ZU ERLEDIGEN:
Übertrage bitte sämtliche Zeilen der folgenden Einträge in eine Markdown-Tabelle mit den Spalten „Nr.“ für die fortlaufende Zeilennummer und „Zeile“ für den Zeilentext. Leerzeilen und Bilder kommen nicht in die Tabelle.
"""
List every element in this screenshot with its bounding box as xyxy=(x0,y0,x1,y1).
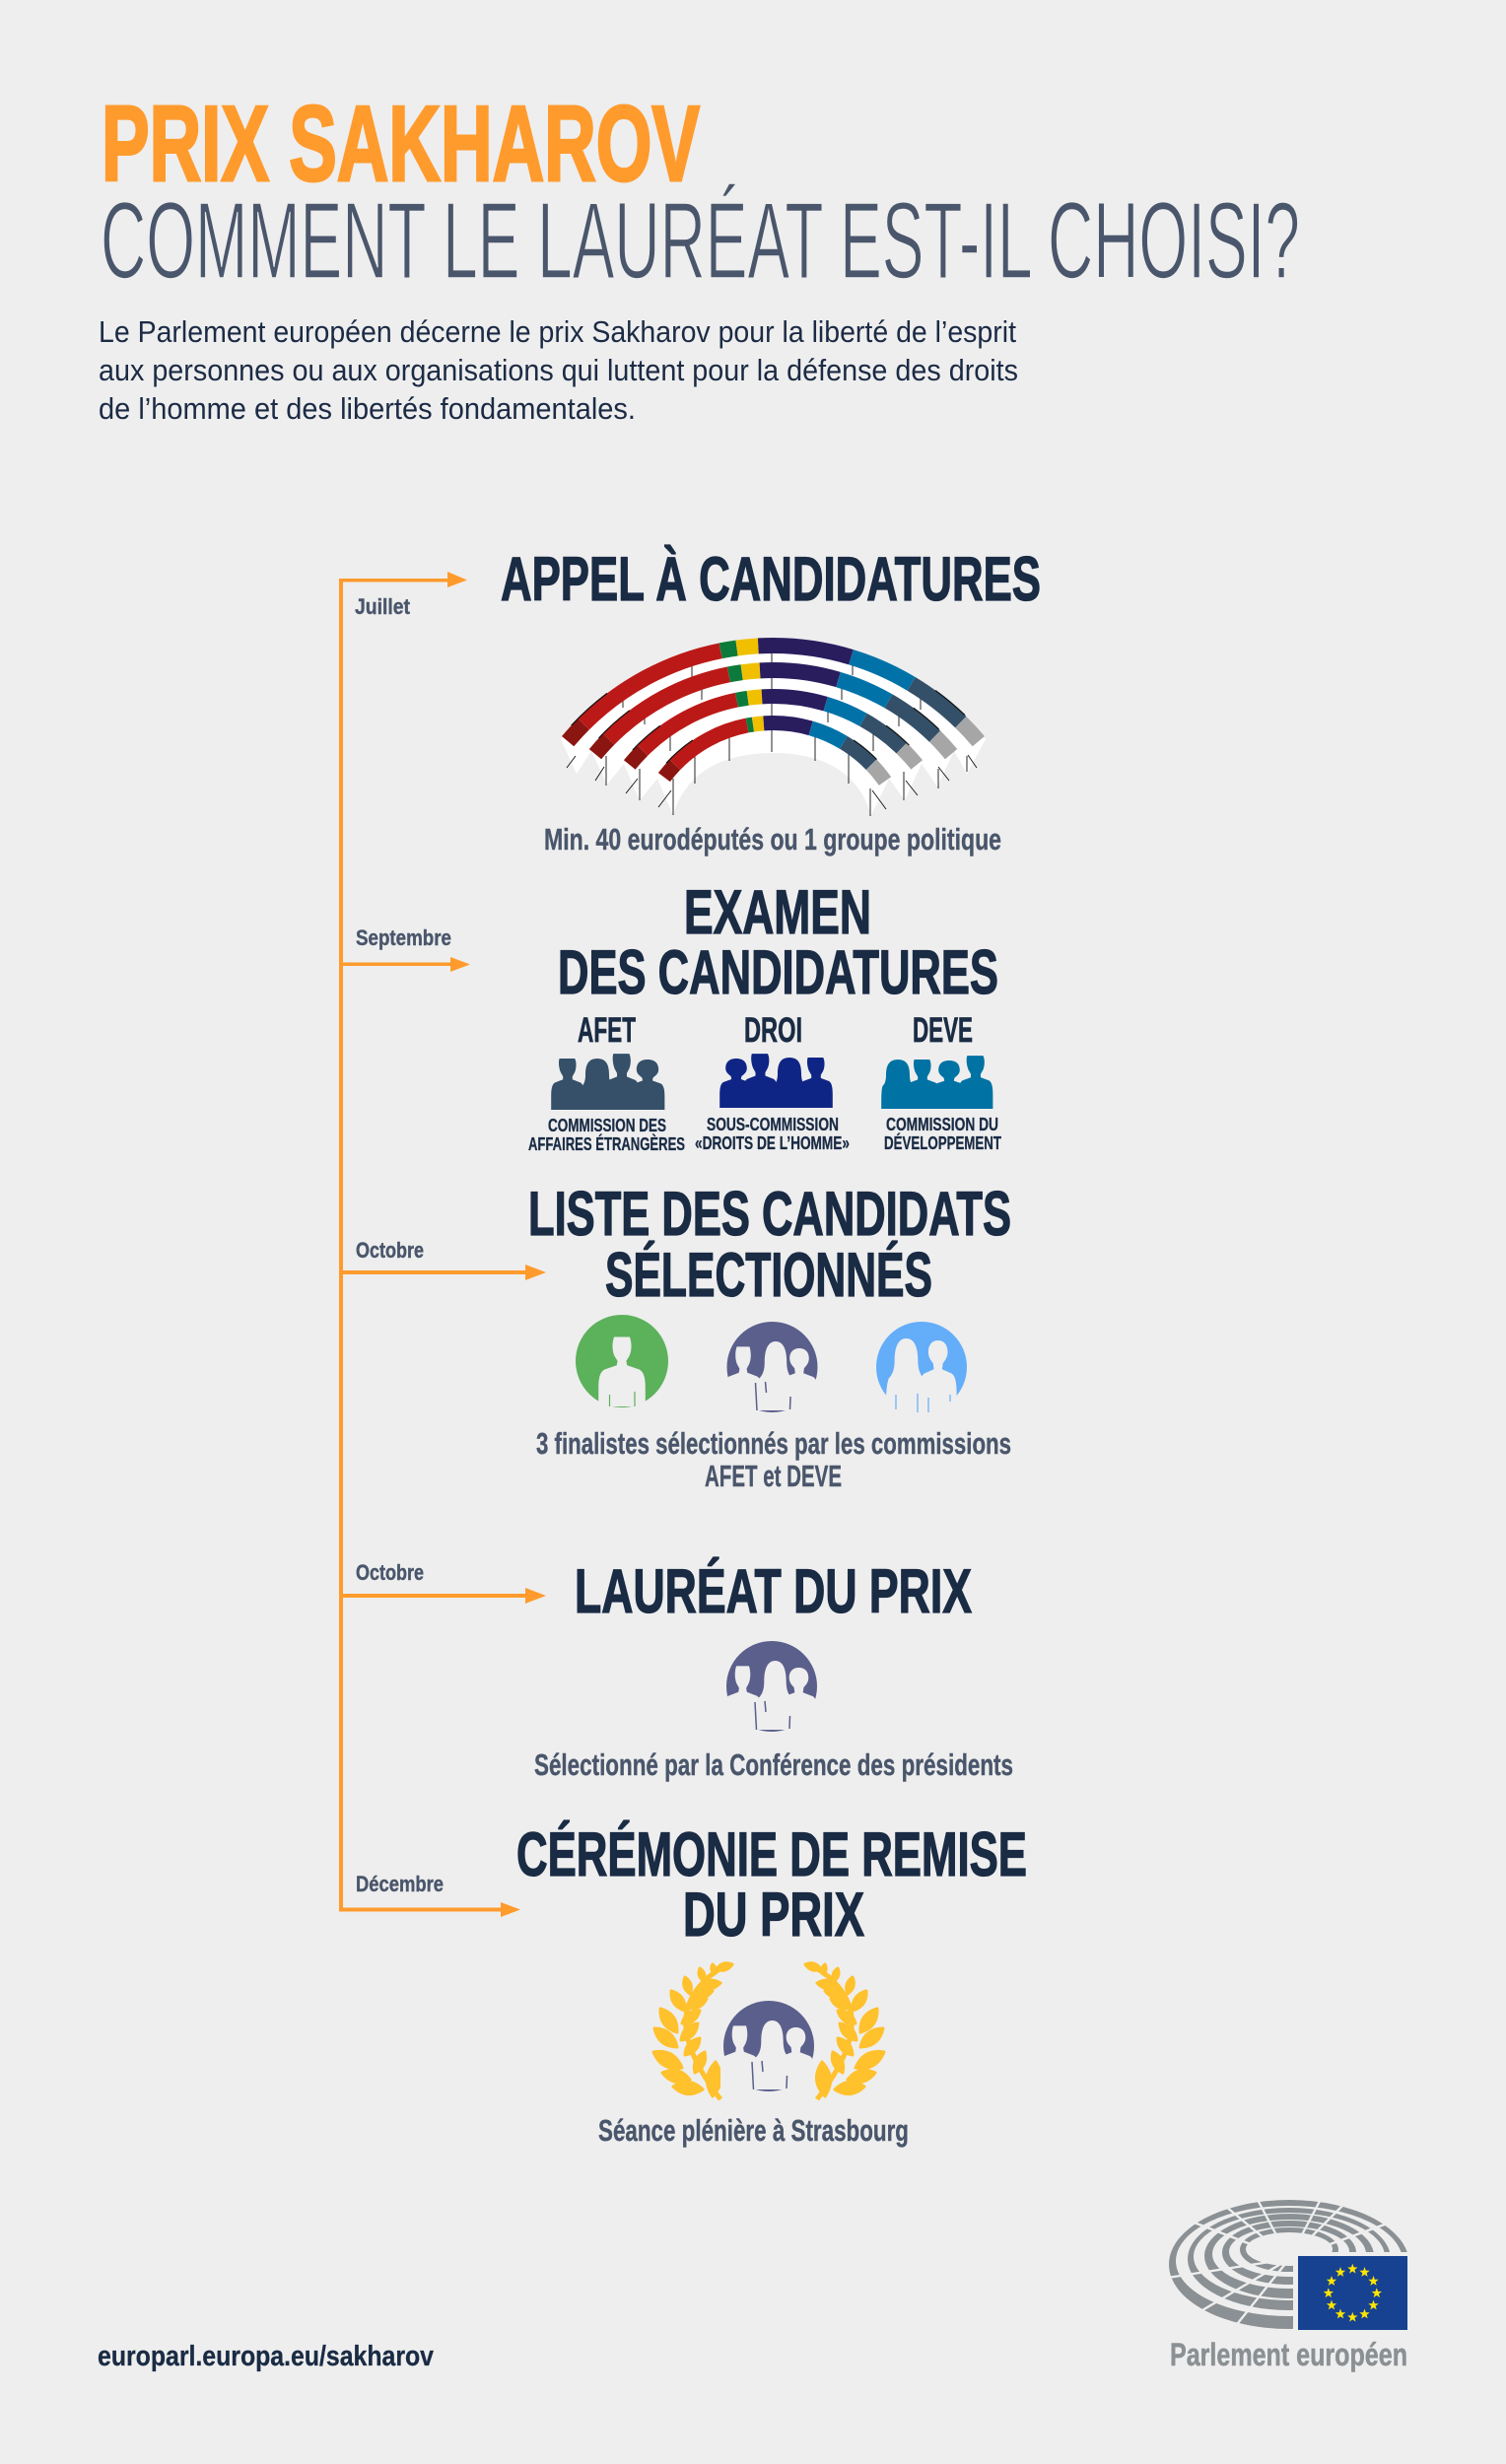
caption: 3 finalistes: AFET et DEVE xyxy=(705,1459,842,1493)
icon: green finalist circle xyxy=(576,1315,668,1407)
heading: cérémonie de remise du prix: DU PRIX xyxy=(683,1881,864,1950)
introduction text xyxy=(99,314,1018,426)
icon: laurel wreath with laureate xyxy=(653,1963,884,2099)
arrow: juillet xyxy=(339,572,467,587)
month: juillet: Juillet xyxy=(355,594,411,619)
heading: liste des candidats sélectionnés: LISTE DES CANDIDATS xyxy=(528,1180,1011,1249)
caption: 3 finalistes xyxy=(536,1426,1011,1493)
logo: parlement européen xyxy=(1161,2185,1416,2372)
committee: deve: DÉVELOPPEMENT xyxy=(884,1132,1001,1153)
icon: afet people group xyxy=(551,1054,664,1110)
icon: blue finalist group xyxy=(876,1322,967,1412)
heading: cérémonie de remise du prix: CÉRÉMONIE DE REMISE xyxy=(516,1820,1027,1889)
caption: 3 finalistes: 3 finalistes sélectionnés par les commissions xyxy=(536,1426,1011,1461)
icon: deve people group xyxy=(881,1056,993,1109)
arrow: septembre xyxy=(341,957,470,972)
committee: droi xyxy=(695,1011,850,1153)
committee: deve xyxy=(881,1011,1001,1153)
chart: hemicycle of political groups xyxy=(383,523,1163,1304)
month: octobre: Octobre xyxy=(356,1560,424,1585)
timeline vertical line xyxy=(339,580,343,1910)
heading: lauréat du prix: LAURÉAT DU PRIX xyxy=(575,1557,972,1626)
month: octobre: Octobre xyxy=(356,1238,424,1263)
caption: séance plénière: Séance plénière à Strasbourg xyxy=(598,2113,909,2148)
heading: examen des candidatures: DES CANDIDATURES xyxy=(558,938,998,1007)
panel: cérémonie de remise du prix xyxy=(516,1820,1027,2148)
icon: droi people group xyxy=(719,1054,833,1108)
committee: deve: DEVE xyxy=(913,1011,973,1050)
heading: liste des candidats sélectionnés: SÉLECTIONNÉS xyxy=(605,1241,932,1310)
timeline with orange arrows xyxy=(339,572,546,1917)
introduction text: de l’homme et des libertés fondamentales. xyxy=(99,391,636,426)
introduction text: Le Parlement européen décerne le prix Sakharov pour la liberté de l’esprit xyxy=(99,314,1016,349)
icon: laureate group xyxy=(723,1641,817,1732)
committee: deve: COMMISSION DU xyxy=(886,1115,998,1134)
arrow: octobre shortlist xyxy=(341,1265,546,1280)
committee: droi: SOUS-COMMISSION xyxy=(707,1115,839,1134)
panel: appel à candidatures xyxy=(383,523,1163,1304)
heading: examen des candidatures: EXAMEN xyxy=(684,878,871,947)
icon: european flag xyxy=(1298,2256,1407,2330)
committee: afet: AFET xyxy=(578,1011,636,1050)
month: septembre: Septembre xyxy=(356,925,451,950)
committee: afet: AFFAIRES ÉTRANGÈRES xyxy=(528,1133,685,1154)
arrow: octobre laureate xyxy=(341,1588,546,1604)
footer url: europarl.europa.eu/sakharov xyxy=(98,2341,434,2372)
icon: purple finalist group xyxy=(724,1322,818,1412)
logo wordmark: Parlement européen xyxy=(1170,2337,1407,2372)
icon: hemicycle xyxy=(1161,2185,1416,2336)
introduction text: aux personnes ou aux organisations qui luttent pour la défense des droits xyxy=(99,353,1018,387)
title: prix sakharov: PRIX SAKHAROV xyxy=(102,84,700,204)
heading: appel à candidatures: APPEL À CANDIDATURES xyxy=(501,545,1041,614)
panel: examen des candidatures xyxy=(528,878,1001,1154)
header: title and introduction xyxy=(99,84,1300,426)
heading: cérémonie de remise du prix xyxy=(516,1820,1027,1950)
committee: droi: «DROITS DE L’HOMME» xyxy=(695,1133,850,1153)
panel: liste des candidats sélectionnés xyxy=(528,1180,1011,1493)
committee: afet xyxy=(528,1011,685,1154)
arrow: décembre xyxy=(339,1902,520,1917)
heading: examen des candidatures xyxy=(558,878,998,1007)
caption: min 40 eurodéputés: Min. 40 eurodéputés ou 1 groupe politique xyxy=(544,822,1001,856)
panel: lauréat du prix xyxy=(534,1557,1013,1782)
committee: droi: DROI xyxy=(744,1011,802,1050)
heading: liste des candidats sélectionnés xyxy=(528,1180,1011,1310)
committee: afet: COMMISSION DES xyxy=(548,1116,666,1135)
month: décembre: Décembre xyxy=(356,1872,444,1896)
caption: conférence des présidents: Sélectionné par la Conférence des présidents xyxy=(534,1747,1013,1782)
"""
ERLEDIGTE AUFGABE:
| Nr. | Zeile |
|---|---|
| 1 | List every element in this screenshot with its bounding box as xyxy=(x0,y0,x1,y1). |
| 2 | caption: 3 finalistes: AFET et DEVE xyxy=(705,1459,842,1493) |
| 3 | icon: green finalist circle xyxy=(576,1315,668,1407) |
| 4 | heading: cérémonie de remise du prix: DU PRIX xyxy=(683,1881,864,1950) |
| 5 | introduction text xyxy=(99,314,1018,426) |
| 6 | icon: laurel wreath with laureate xyxy=(653,1963,884,2099) |
| 7 | arrow: juillet xyxy=(339,572,467,587) |
| 8 | month: juillet: Juillet xyxy=(355,594,411,619) |
| 9 | heading: liste des candidats sélectionnés: LISTE DES CANDIDATS xyxy=(528,1180,1011,1249) |
| 10 | caption: 3 finalistes xyxy=(536,1426,1011,1493) |
| 11 | logo: parlement européen xyxy=(1161,2185,1416,2372) |
| 12 | committee: deve: DÉVELOPPEMENT xyxy=(884,1132,1001,1153) |
| 13 | icon: afet people group xyxy=(551,1054,664,1110) |
| 14 | icon: blue finalist group xyxy=(876,1322,967,1412) |
| 15 | heading: cérémonie de remise du prix: CÉRÉMONIE DE REMISE xyxy=(516,1820,1027,1889) |
| 16 | caption: 3 finalistes: 3 finalistes sélectionnés par les commissions xyxy=(536,1426,1011,1461) |
| 17 | icon: deve people group xyxy=(881,1056,993,1109) |
| 18 | arrow: septembre xyxy=(341,957,470,972) |
| 19 | committee: droi xyxy=(695,1011,850,1153) |
| 20 | committee: deve xyxy=(881,1011,1001,1153) |
| 21 | chart: hemicycle of political groups xyxy=(383,523,1163,1304) |
| 22 | month: octobre: Octobre xyxy=(356,1560,424,1585) |
| 23 | timeline vertical line xyxy=(339,580,343,1910) |
| 24 | heading: lauréat du prix: LAURÉAT DU PRIX xyxy=(575,1557,972,1626) |
| 25 | month: octobre: Octobre xyxy=(356,1238,424,1263) |
| 26 | caption: séance plénière: Séance plénière à Strasbourg xyxy=(598,2113,909,2148) |
| 27 | heading: examen des candidatures: DES CANDIDATURES xyxy=(558,938,998,1007) |
| 28 | panel: cérémonie de remise du prix xyxy=(516,1820,1027,2148) |
| 29 | icon: droi people group xyxy=(719,1054,833,1108) |
| 30 | committee: deve: DEVE xyxy=(913,1011,973,1050) |
| 31 | heading: liste des candidats sélectionnés: SÉLECTIONNÉS xyxy=(605,1241,932,1310) |
| 32 | timeline with orange arrows xyxy=(339,572,546,1917) |
| 33 | introduction text: de l’homme et des libertés fondamentales. xyxy=(99,391,636,426) |
| 34 | introduction text: Le Parlement européen décerne le prix Sakharov pour la liberté de l’esprit xyxy=(99,314,1016,349) |
| 35 | icon: laureate group xyxy=(723,1641,817,1732) |
| 36 | committee: deve: COMMISSION DU xyxy=(886,1115,998,1134) |
| 37 | arrow: octobre shortlist xyxy=(341,1265,546,1280) |
| 38 | committee: droi: SOUS-COMMISSION xyxy=(707,1115,839,1134) |
| 39 | panel: appel à candidatures xyxy=(383,523,1163,1304) |
| 40 | heading: examen des candidatures: EXAMEN xyxy=(684,878,871,947) |
| 41 | icon: european flag xyxy=(1298,2256,1407,2330) |
| 42 | committee: afet: AFET xyxy=(578,1011,636,1050) |
| 43 | month: septembre: Septembre xyxy=(356,925,451,950) |
| 44 | committee: afet: AFFAIRES ÉTRANGÈRES xyxy=(528,1133,685,1154) |
| 45 | arrow: octobre laureate xyxy=(341,1588,546,1604) |
| 46 | footer url: europarl.europa.eu/sakharov xyxy=(98,2341,434,2372) |
| 47 | icon: purple finalist group xyxy=(724,1322,818,1412) |
| 48 | logo wordmark: Parlement européen xyxy=(1170,2337,1407,2372) |
| 49 | icon: hemicycle xyxy=(1161,2185,1416,2336) |
| 50 | introduction text: aux personnes ou aux organisations qui luttent pour la défense des droits xyxy=(99,353,1018,387) |
| 51 | title: prix sakharov: PRIX SAKHAROV xyxy=(102,84,700,204) |
| 52 | heading: appel à candidatures: APPEL À CANDIDATURES xyxy=(501,545,1041,614) |
| 53 | panel: examen des candidatures xyxy=(528,878,1001,1154) |
| 54 | header: title and introduction xyxy=(99,84,1300,426) |
| 55 | heading: cérémonie de remise du prix xyxy=(516,1820,1027,1950) |
| 56 | committee: droi: «DROITS DE L’HOMME» xyxy=(695,1133,850,1153) |
| 57 | panel: liste des candidats sélectionnés xyxy=(528,1180,1011,1493) |
| 58 | committee: afet xyxy=(528,1011,685,1154) |
| 59 | arrow: décembre xyxy=(339,1902,520,1917) |
| 60 | heading: examen des candidatures xyxy=(558,878,998,1007) |
| 61 | caption: min 40 eurodéputés: Min. 40 eurodéputés ou 1 groupe politique xyxy=(544,822,1001,856) |
| 62 | panel: lauréat du prix xyxy=(534,1557,1013,1782) |
| 63 | committee: droi: DROI xyxy=(744,1011,802,1050) |
| 64 | heading: liste des candidats sélectionnés xyxy=(528,1180,1011,1310) |
| 65 | committee: afet: COMMISSION DES xyxy=(548,1116,666,1135) |
| 66 | month: décembre: Décembre xyxy=(356,1872,444,1896) |
| 67 | caption: conférence des présidents: Sélectionné par la Conférence des présidents xyxy=(534,1747,1013,1782) |